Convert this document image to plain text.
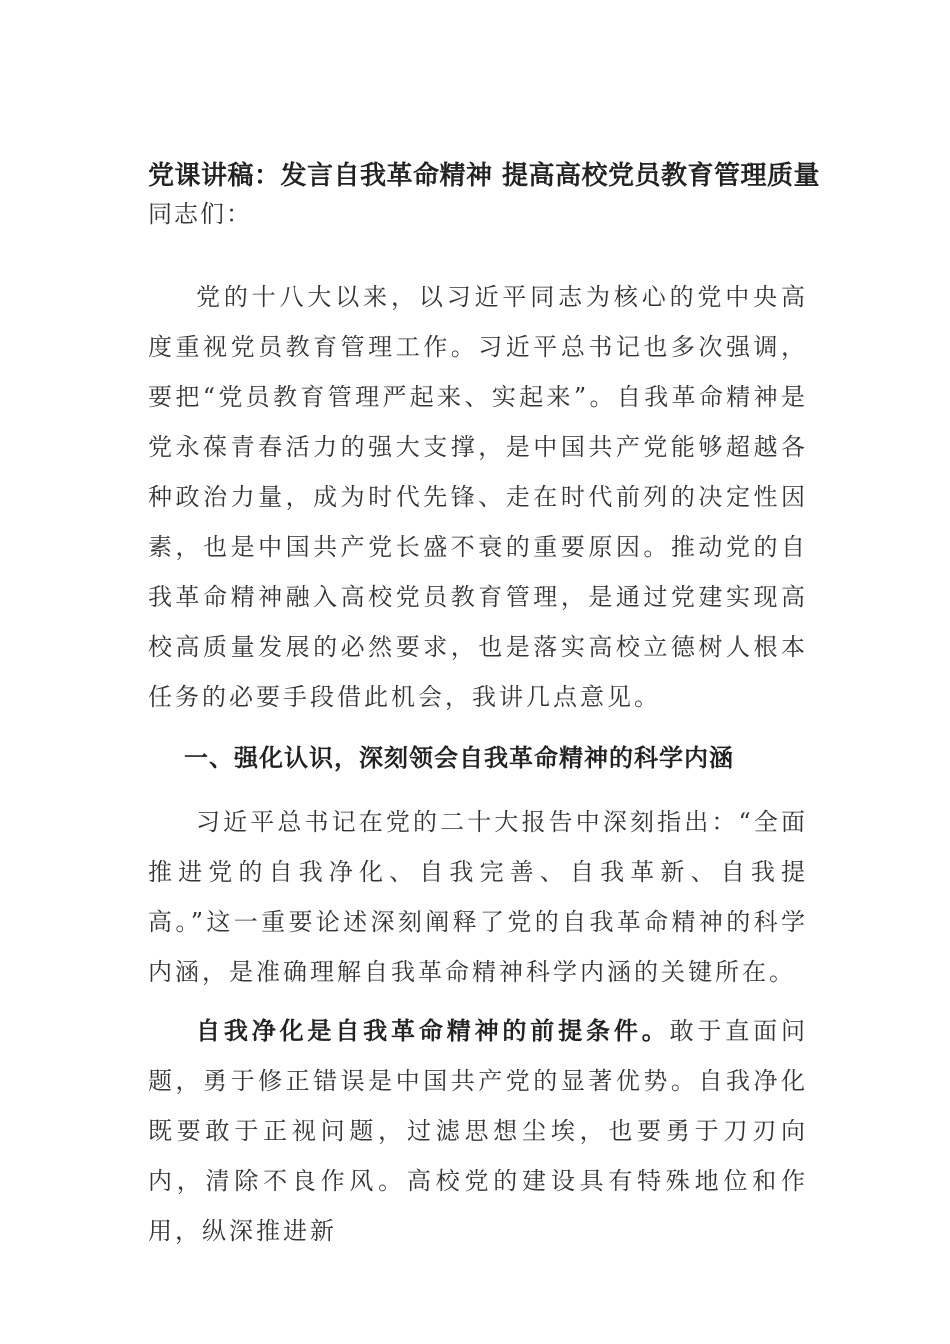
党课讲稿：发言自我革命精神 提高高校党员教育管理质量
同志们：

党的十八大以来，以习近平同志为核心的党中央高度重视党员教育管理工作。习近平总书记也多次强调，要把“党员教育管理严起来、实起来”。自我革命精神是党永葆青春活力的强大支撑，是中国共产党能够超越各种政治力量，成为时代先锋、走在时代前列的决定性因素，也是中国共产党长盛不衰的重要原因。推动党的自我革命精神融入高校党员教育管理，是通过党建实现高校高质量发展的必然要求，也是落实高校立德树人根本任务的必要手段借此机会，我讲几点意见。

一、强化认识，深刻领会自我革命精神的科学内涵

习近平总书记在党的二十大报告中深刻指出：“全面推进党的自我净化、自我完善、自我革新、自我提高。”这一重要论述深刻阐释了党的自我革命精神的科学内涵，是准确理解自我革命精神科学内涵的关键所在。

自我净化是自我革命精神的前提条件。敢于直面问题，勇于修正错误是中国共产党的显著优势。自我净化既要敢于正视问题，过滤思想尘埃，也要勇于刀刃向内，清除不良作风。高校党的建设具有特殊地位和作用，纵深推进新
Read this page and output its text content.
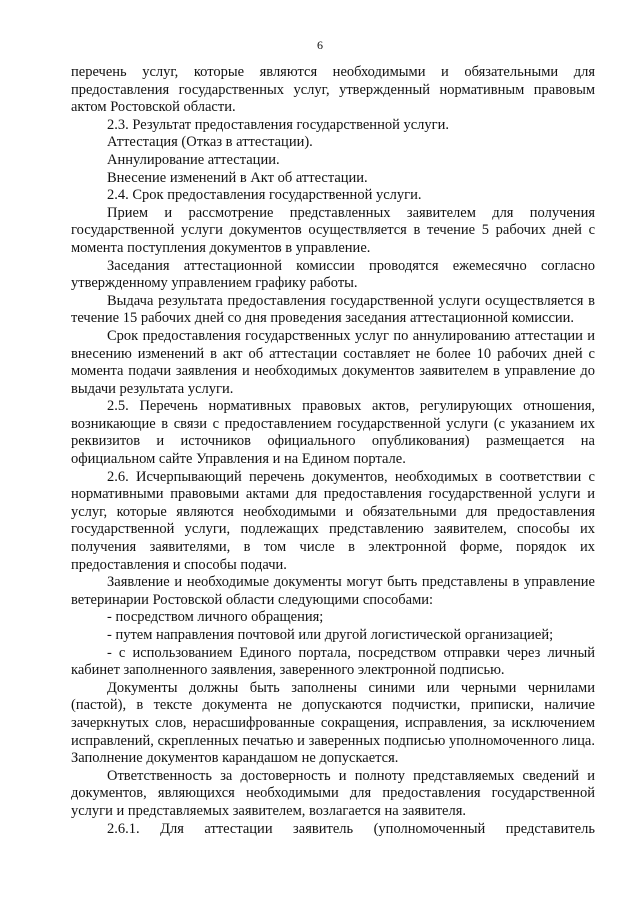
6

перечень услуг, которые являются необходимыми и обязательными для предоставления государственных услуг, утвержденный нормативным правовым актом Ростовской области.

2.3. Результат предоставления государственной услуги.

Аттестация (Отказ в аттестации).

Аннулирование аттестации.

Внесение изменений в Акт об аттестации.

2.4. Срок предоставления государственной услуги.

Прием и рассмотрение представленных заявителем для получения государственной услуги документов осуществляется в течение 5 рабочих дней с момента поступления документов в управление.

Заседания аттестационной комиссии проводятся ежемесячно согласно утвержденному управлением графику работы.

Выдача результата предоставления государственной услуги осуществляется в течение 15 рабочих дней со дня проведения заседания аттестационной комиссии.

Срок предоставления государственных услуг по аннулированию аттестации и внесению изменений в акт об аттестации составляет не более 10 рабочих дней с момента подачи заявления и необходимых документов заявителем в управление до выдачи результата услуги.

2.5. Перечень нормативных правовых актов, регулирующих отношения, возникающие в связи с предоставлением государственной услуги (с указанием их реквизитов и источников официального опубликования) размещается на официальном сайте Управления и на Едином портале.

2.6. Исчерпывающий перечень документов, необходимых в соответствии с нормативными правовыми актами для предоставления государственной услуги и услуг, которые являются необходимыми и обязательными для предоставления государственной услуги, подлежащих представлению заявителем, способы их получения заявителями, в том числе в электронной форме, порядок их предоставления и способы подачи.

Заявление и необходимые документы могут быть представлены в управление ветеринарии Ростовской области следующими способами:

- посредством личного обращения;

- путем направления почтовой или другой логистической организацией;

- с использованием Единого портала, посредством отправки через личный кабинет заполненного заявления, заверенного электронной подписью.

Документы должны быть заполнены синими или черными чернилами (пастой), в тексте документа не допускаются подчистки, приписки, наличие зачеркнутых слов, нерасшифрованные сокращения, исправления, за исключением исправлений, скрепленных печатью и заверенных подписью уполномоченного лица. Заполнение документов карандашом не допускается.

Ответственность за достоверность и полноту представляемых сведений и документов, являющихся необходимыми для предоставления государственной услуги и представляемых заявителем, возлагается на заявителя.

2.6.1. Для аттестации заявитель (уполномоченный представитель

Exercise details: Repeat the material above word for word and skip every image in it.

Reply:
Convert this document image to plain text.
党课讲稿：发言自我革命精神 提高高校党员教育管理质量
同志们：

党的十八大以来，以习近平同志为核心的党中央高度重视党员教育管理工作。习近平总书记也多次强调，要把“党员教育管理严起来、实起来”。自我革命精神是党永葆青春活力的强大支撑，是中国共产党能够超越各种政治力量，成为时代先锋、走在时代前列的决定性因素，也是中国共产党长盛不衰的重要原因。推动党的自我革命精神融入高校党员教育管理，是通过党建实现高校高质量发展的必然要求，也是落实高校立德树人根本任务的必要手段借此机会，我讲几点意见。

一、强化认识，深刻领会自我革命精神的科学内涵

习近平总书记在党的二十大报告中深刻指出：“全面推进党的自我净化、自我完善、自我革新、自我提高。”这一重要论述深刻阐释了党的自我革命精神的科学内涵，是准确理解自我革命精神科学内涵的关键所在。

自我净化是自我革命精神的前提条件。敢于直面问题，勇于修正错误是中国共产党的显著优势。自我净化既要敢于正视问题，过滤思想尘埃，也要勇于刀刃向内，清除不良作风。高校党的建设具有特殊地位和作用，纵深推进新
Read this page and output its text content.
6

перечень услуг, которые являются необходимыми и обязательными для предоставления государственных услуг, утвержденный нормативным правовым актом Ростовской области.

2.3. Результат предоставления государственной услуги.

Аттестация (Отказ в аттестации).

Аннулирование аттестации.

Внесение изменений в Акт об аттестации.

2.4. Срок предоставления государственной услуги.

Прием и рассмотрение представленных заявителем для получения государственной услуги документов осуществляется в течение 5 рабочих дней с момента поступления документов в управление.

Заседания аттестационной комиссии проводятся ежемесячно согласно утвержденному управлением графику работы.

Выдача результата предоставления государственной услуги осуществляется в течение 15 рабочих дней со дня проведения заседания аттестационной комиссии.

Срок предоставления государственных услуг по аннулированию аттестации и внесению изменений в акт об аттестации составляет не более 10 рабочих дней с момента подачи заявления и необходимых документов заявителем в управление до выдачи результата услуги.

2.5. Перечень нормативных правовых актов, регулирующих отношения, возникающие в связи с предоставлением государственной услуги (с указанием их реквизитов и источников официального опубликования) размещается на официальном сайте Управления и на Едином портале.

2.6. Исчерпывающий перечень документов, необходимых в соответствии с нормативными правовыми актами для предоставления государственной услуги и услуг, которые являются необходимыми и обязательными для предоставления государственной услуги, подлежащих представлению заявителем, способы их получения заявителями, в том числе в электронной форме, порядок их предоставления и способы подачи.

Заявление и необходимые документы могут быть представлены в управление ветеринарии Ростовской области следующими способами:

- посредством личного обращения;

- путем направления почтовой или другой логистической организацией;

- с использованием Единого портала, посредством отправки через личный кабинет заполненного заявления, заверенного электронной подписью.

Документы должны быть заполнены синими или черными чернилами (пастой), в тексте документа не допускаются подчистки, приписки, наличие зачеркнутых слов, нерасшифрованные сокращения, исправления, за исключением исправлений, скрепленных печатью и заверенных подписью уполномоченного лица. Заполнение документов карандашом не допускается.

Ответственность за достоверность и полноту представляемых сведений и документов, являющихся необходимыми для предоставления государственной услуги и представляемых заявителем, возлагается на заявителя.

2.6.1. Для аттестации заявитель (уполномоченный представитель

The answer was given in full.